> **Task instructions**
Provide a single number: the count of lines containing the string "this".

> **Data rows**
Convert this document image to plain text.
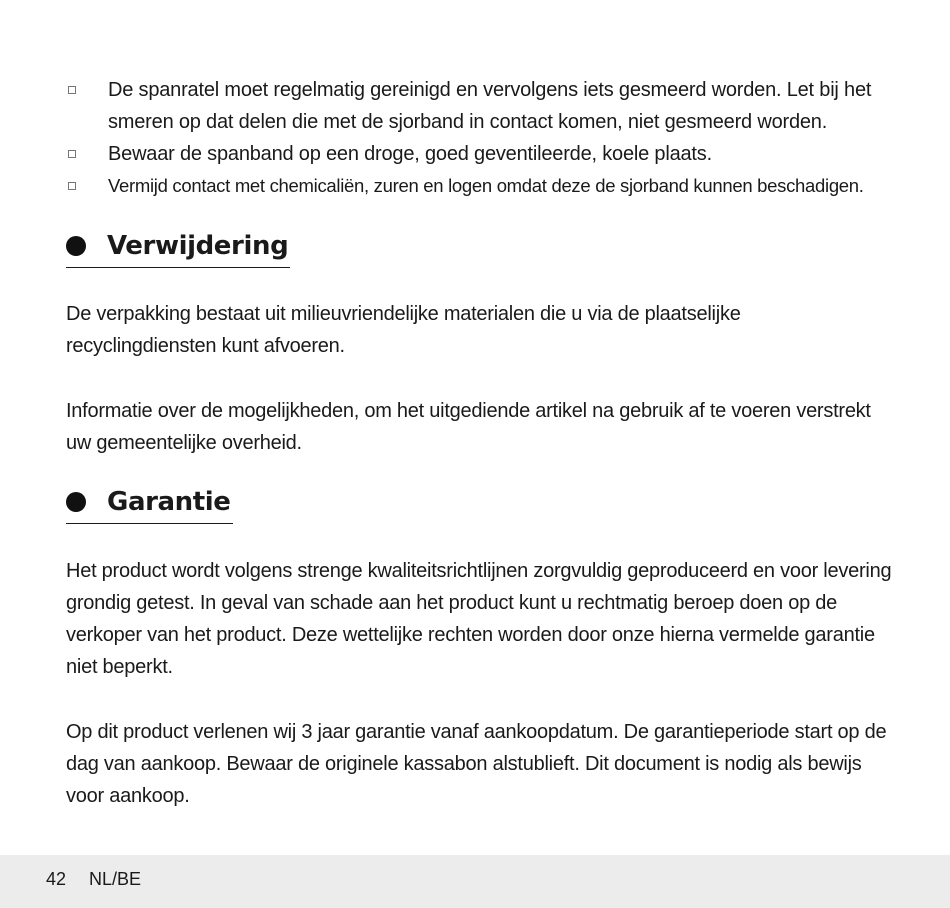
De spanratel moet regelmatig gereinigd en vervolgens iets gesmeerd worden. Let bij het smeren op dat delen die met de sjorband in contact komen, niet gesmeerd worden.
Bewaar de spanband op een droge, goed geventileerde, koele plaats.
Vermijd contact met chemicaliën, zuren en logen omdat deze de sjorband kunnen beschadigen.
Verwijdering

De verpakking bestaat uit milieuvriendelijke materialen die u via de plaatselijke recyclingdiensten kunt afvoeren.

Informatie over de mogelijkheden, om het uitgediende artikel na gebruik af te voeren verstrekt uw gemeentelijke overheid.

Garantie

Het product wordt volgens strenge kwaliteitsrichtlijnen zorgvuldig geproduceerd en voor levering grondig getest. In geval van schade aan het product kunt u rechtmatig beroep doen op de verkoper van het product. Deze wettelijke rechten worden door onze hierna vermelde garantie niet beperkt.

Op dit product verlenen wij 3 jaar garantie vanaf aankoopdatum. De garantieperiode start op de dag van aankoop. Bewaar de originele kassabon alstublieft. Dit document is nodig als bewijs voor aankoop.

42 NL/BE
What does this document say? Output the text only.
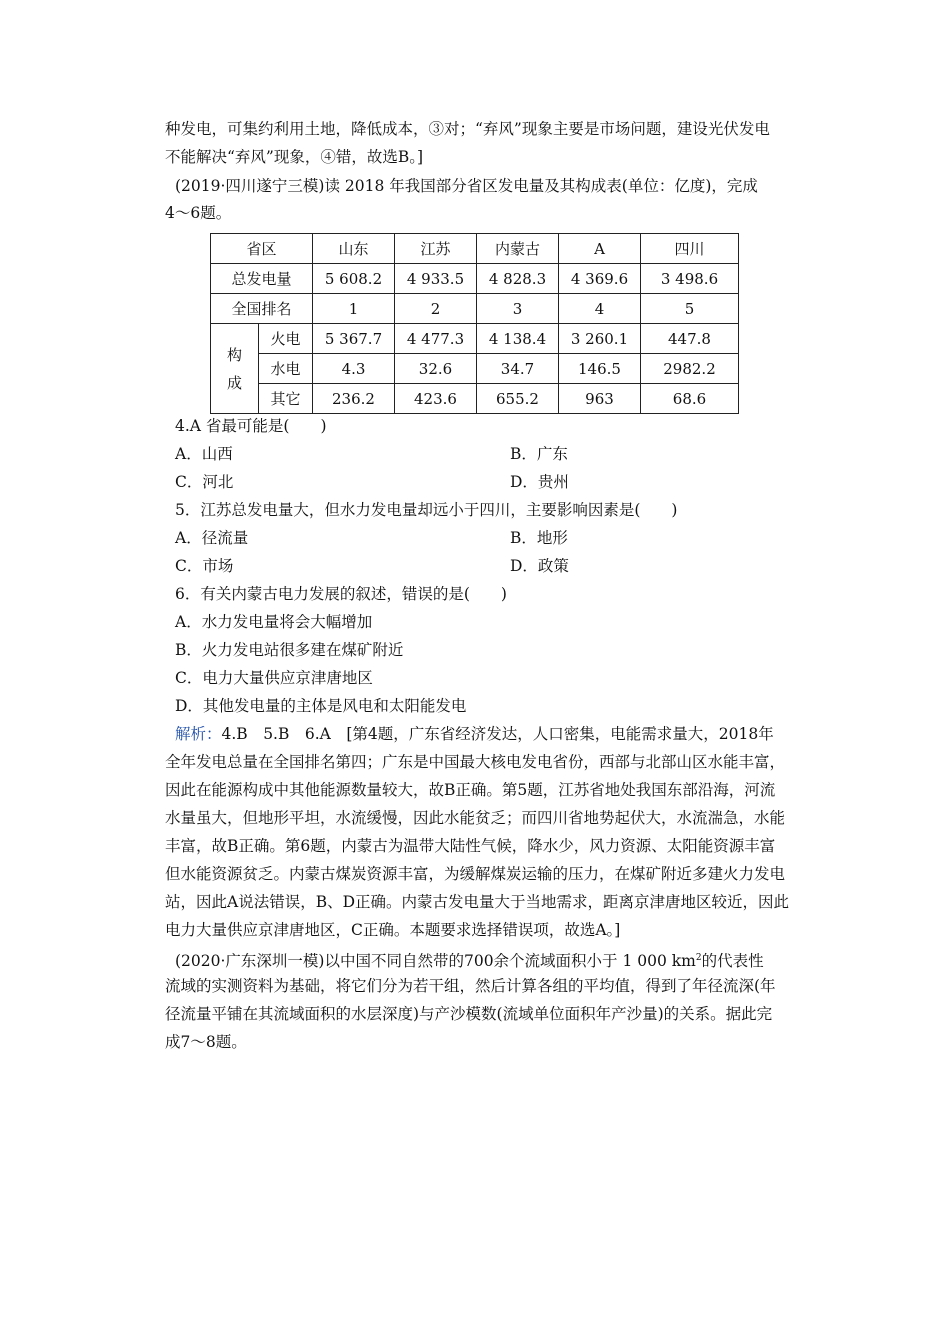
种发电，可集约利用土地，降低成本，③对；“弃风”现象主要是市场问题，建设光伏发电
不能解决“弃风”现象，④错，故选B。]
(2019·四川遂宁三模)读 2018 年我国部分省区发电量及其构成表(单位：亿度)，完成
4～6题。
省区		山东	江苏	内蒙古	A	四川
总发电量		5 608.2	4 933.5	4 828.3	4 369.6	3 498.6
全国排名		1	2	3	4	5

构
成	火电	5 367.7	4 477.3	4 138.4	3 260.1	447.8
	水电	4.3	32.6	34.7	146.5	2982.2
	其它	236.2	423.6	655.2	963	68.6
4.A 省最可能是(　　)
A．山西	B．广东
C．河北	D．贵州
5．江苏总发电量大，但水力发电量却远小于四川，主要影响因素是(　　)
A．径流量	B．地形
C．市场	D．政策
6．有关内蒙古电力发展的叙述，错误的是(　　)
A．水力发电量将会大幅增加
B．火力发电站很多建在煤矿附近
C．电力大量供应京津唐地区
D．其他发电量的主体是风电和太阳能发电
解析：4.B　5.B　6.A　[第4题，广东省经济发达，人口密集，电能需求量大，2018年
全年发电总量在全国排名第四；广东是中国最大核电发电省份，西部与北部山区水能丰富，
因此在能源构成中其他能源数量较大，故B正确。第5题，江苏省地处我国东部沿海，河流
水量虽大，但地形平坦，水流缓慢，因此水能贫乏；而四川省地势起伏大，水流湍急，水能
丰富，故B正确。第6题，内蒙古为温带大陆性气候，降水少，风力资源、太阳能资源丰富
但水能资源贫乏。内蒙古煤炭资源丰富，为缓解煤炭运输的压力，在煤矿附近多建火力发电
站，因此A说法错误，B、D正确。内蒙古发电量大于当地需求，距离京津唐地区较近，因此
电力大量供应京津唐地区，C正确。本题要求选择错误项，故选A。]
(2020·广东深圳一模)以中国不同自然带的700余个流域面积小于 1 000 $km^2$的代表性
流域的实测资料为基础，将它们分为若干组，然后计算各组的平均值，得到了年径流深(年
径流量平铺在其流域面积的水层深度)与产沙模数(流域单位面积年产沙量)的关系。据此完
成7～8题。
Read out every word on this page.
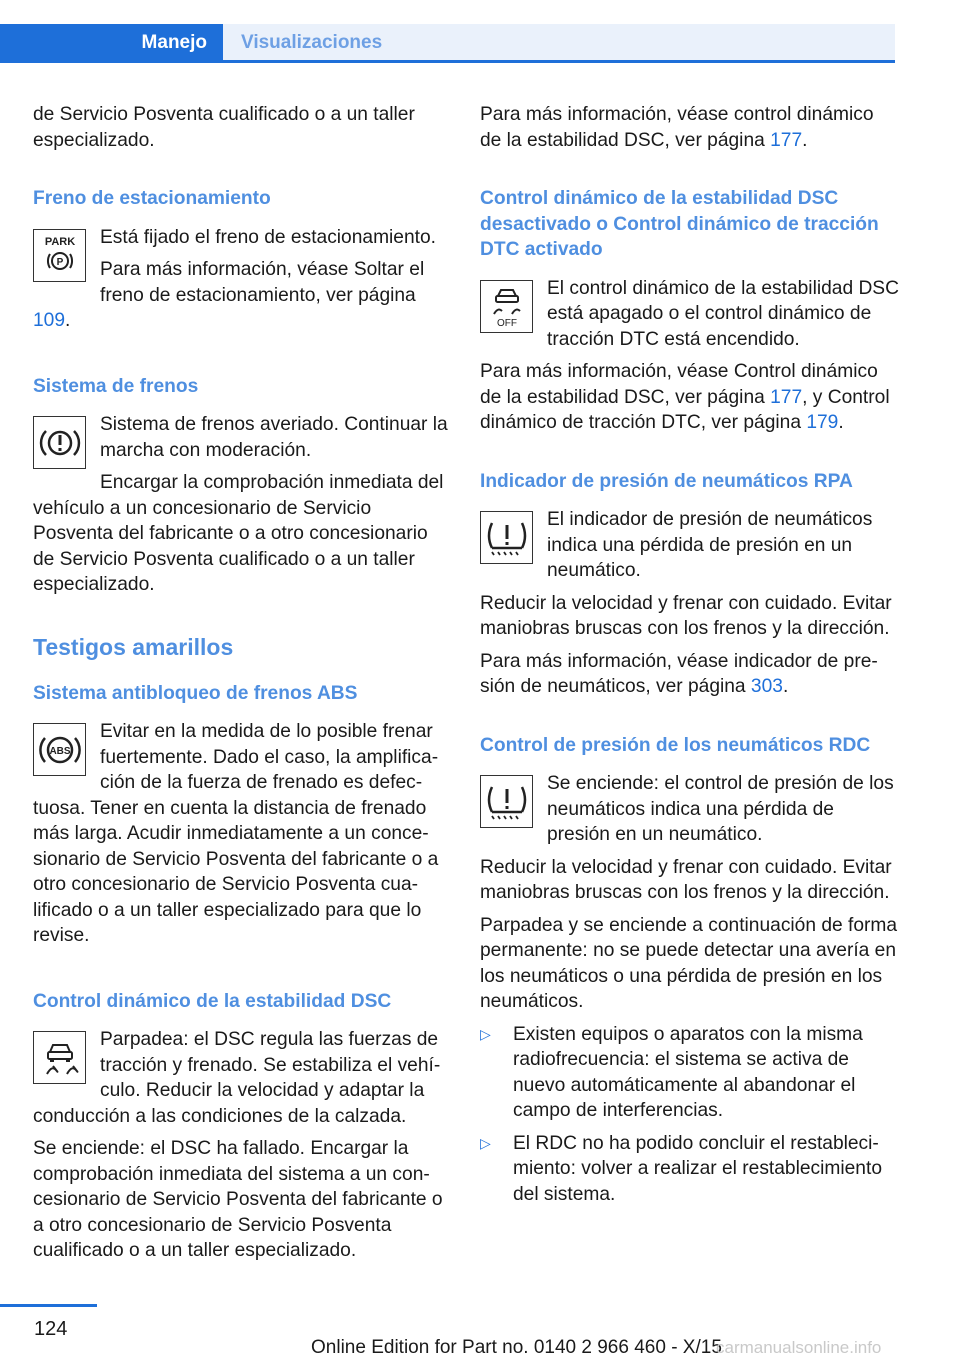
Manejo	Visualizaciones

de Servicio Posventa cualificado o a un taller especializado.

Freno de estacionamiento
PARK
P

Está fijado el freno de estacionamiento.

Para más información, véase Soltar el freno de estacionamiento, ver página 109.

Sistema de frenos

Sistema de frenos averiado. Continuar la marcha con moderación.

Encargar la comprobación inmediata del vehículo a un concesionario de Servicio Posventa del fabricante o a otro concesionario de Servicio Posventa cualificado o a un taller especializado.

Testigos amarillos
Sistema antibloqueo de frenos ABS
ABS

Evitar en la medida de lo posible frenar fuertemente. Dado el caso, la amplificación de la fuerza de frenado es defectuosa. Tener en cuenta la distancia de frenado más larga. Acudir inmediatamente a un concesionario de Servicio Posventa del fabricante o a otro concesionario de Servicio Posventa cualificado o a un taller especializado para que lo revise.

Control dinámico de la estabilidad DSC

Parpadea: el DSC regula las fuerzas de tracción y frenado. Se estabiliza el vehículo. Reducir la velocidad y adaptar la conducción a las condiciones de la calzada.

Se enciende: el DSC ha fallado. Encargar la comprobación inmediata del sistema a un concesionario de Servicio Posventa del fabricante o a otro concesionario de Servicio Posventa cualificado o a un taller especializado.

Para más información, véase control dinámico de la estabilidad DSC, ver página 177.

Control dinámico de la estabilidad DSC desactivado o Control dinámico de tracción DTC activado
OFF

El control dinámico de la estabilidad DSC está apagado o el control dinámico de tracción DTC está encendido.

Para más información, véase Control dinámico de la estabilidad DSC, ver página 177, y Control dinámico de tracción DTC, ver página 179.

Indicador de presión de neumáticos RPA

El indicador de presión de neumáticos indica una pérdida de presión en un neumático.

Reducir la velocidad y frenar con cuidado. Evitar maniobras bruscas con los frenos y la dirección.

Para más información, véase indicador de presión de neumáticos, ver página 303.

Control de presión de los neumáticos RDC

Se enciende: el control de presión de los neumáticos indica una pérdida de presión en un neumático.

Reducir la velocidad y frenar con cuidado. Evitar maniobras bruscas con los frenos y la dirección.

Parpadea y se enciende a continuación de forma permanente: no se puede detectar una avería en los neumáticos o una pérdida de presión en los neumáticos.

▷ Existen equipos o aparatos con la misma radiofrecuencia: el sistema se activa de nuevo automáticamente al abandonar el campo de interferencias.
▷ El RDC no ha podido concluir el restablecimiento: volver a realizar el restablecimiento del sistema.
124
Online Edition for Part no. 0140 2 966 460 - X/15
carmanualsonline.info
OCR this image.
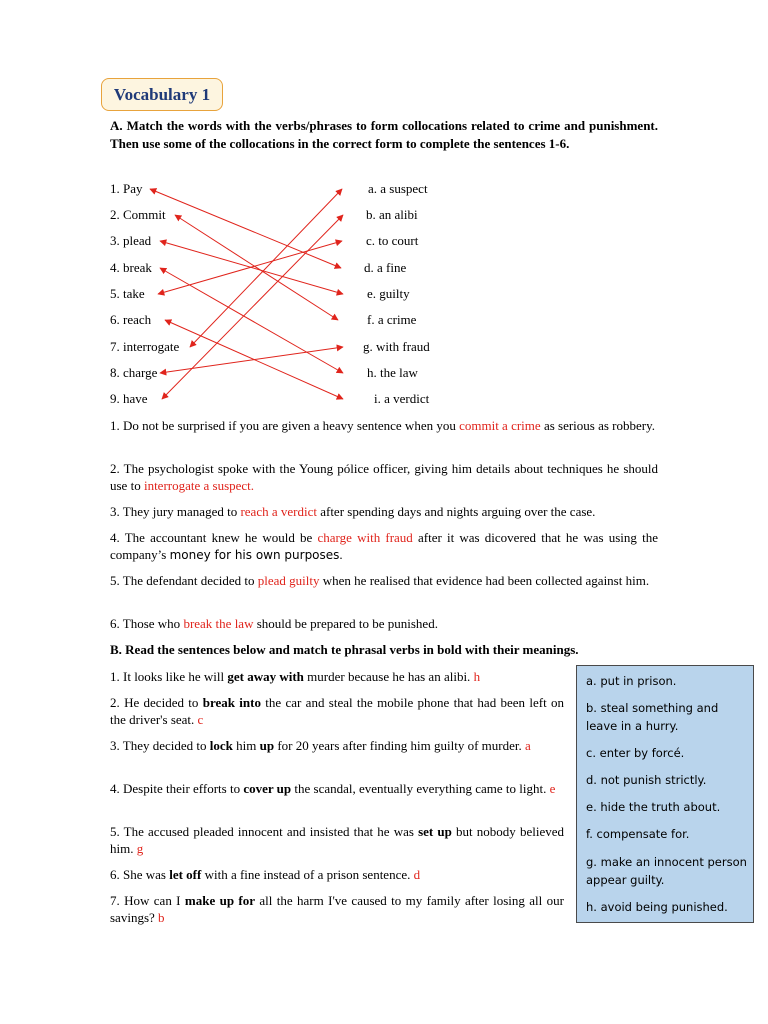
Vocabulary 1
A. Match the words with the verbs/phrases to form collocations related to crime and punishment. Then use some of the collocations in the correct form to complete the sentences 1-6.
1. Pay
2. Commit
3. plead
4. break
5. take
6. reach
7. interrogate
8. charge
9. have
a. a suspect
b. an alibi
c. to court
d. a fine
e. guilty
f. a crime
g. with fraud
h. the law
i. a verdict
1. Do not be surprised if you are given a heavy sentence when you commit a crime as serious as robbery.
2. The psychologist spoke with the Young pólice officer, giving him details about techniques he should use to interrogate a suspect.
3. They jury managed to reach a verdict after spending days and nights arguing over the case.
4. The accountant knew he would be charge with fraud after it was dicovered that he was using the company’s money for his own purposes.
5. The defendant decided to plead guilty when he realised that evidence had been collected against him.
6. Those who break the law should be prepared to be punished.
B. Read the sentences below and match te phrasal verbs in bold with their meanings.
1. It looks like he will get away with murder because he has an alibi. h
2. He decided to break into the car and steal the mobile phone that had been left on the driver's seat. c
3. They decided to lock him up for 20 years after finding him guilty of murder. a
4. Despite their efforts to cover up the scandal, eventually everything came to light. e
5. The accused pleaded innocent and insisted that he was set up but nobody believed him. g
6. She was let off with a fine instead of a prison sentence. d
7. How can I make up for all the harm I've caused to my family after losing all our savings? b
a. put in prison.
b. steal something and leave in a hurry.
c. enter by forcé.
d. not punish strictly.
e. hide the truth about.
f. compensate for.
g. make an innocent person appear guilty.
h. avoid being punished.
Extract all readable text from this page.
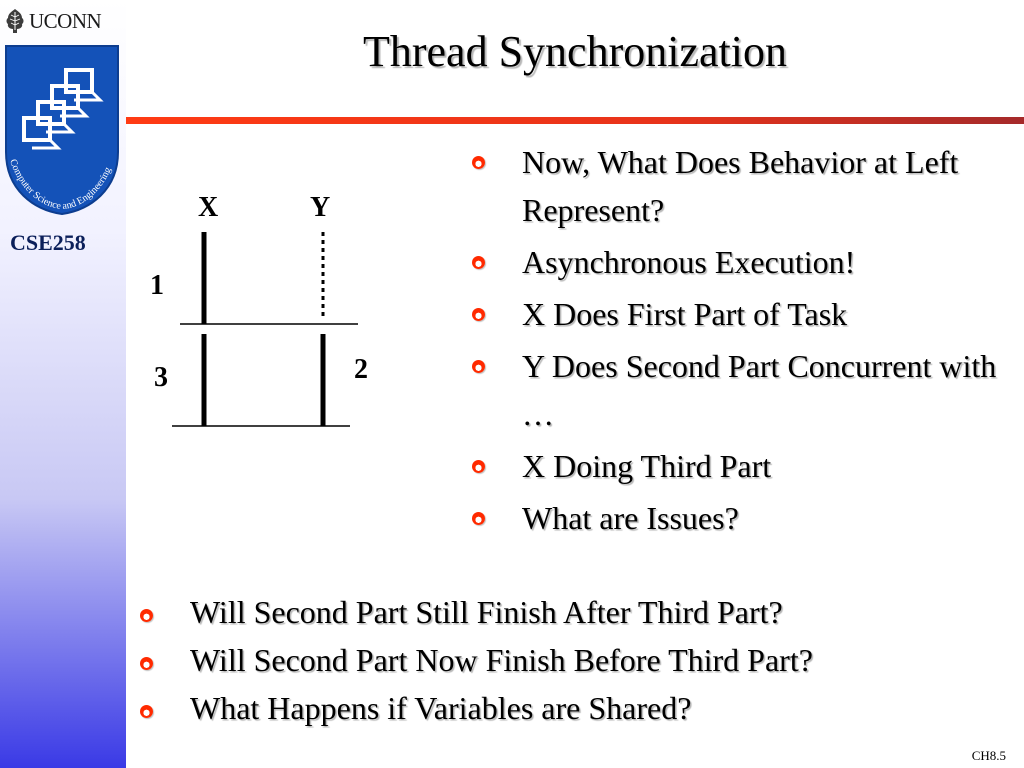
UCONN
Computer Science and Engineering
CSE258
Thread Synchronization
X	Y
1
2
3
Now, What Does Behavior at Left Represent?
Asynchronous Execution!
X Does First Part of Task
Y Does Second Part Concurrent with …
X Doing Third Part
What are Issues?
Will Second Part Still Finish After Third Part?
Will Second Part Now Finish Before Third Part?
What Happens if Variables are Shared?
CH8.5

> **Answer to the task**
5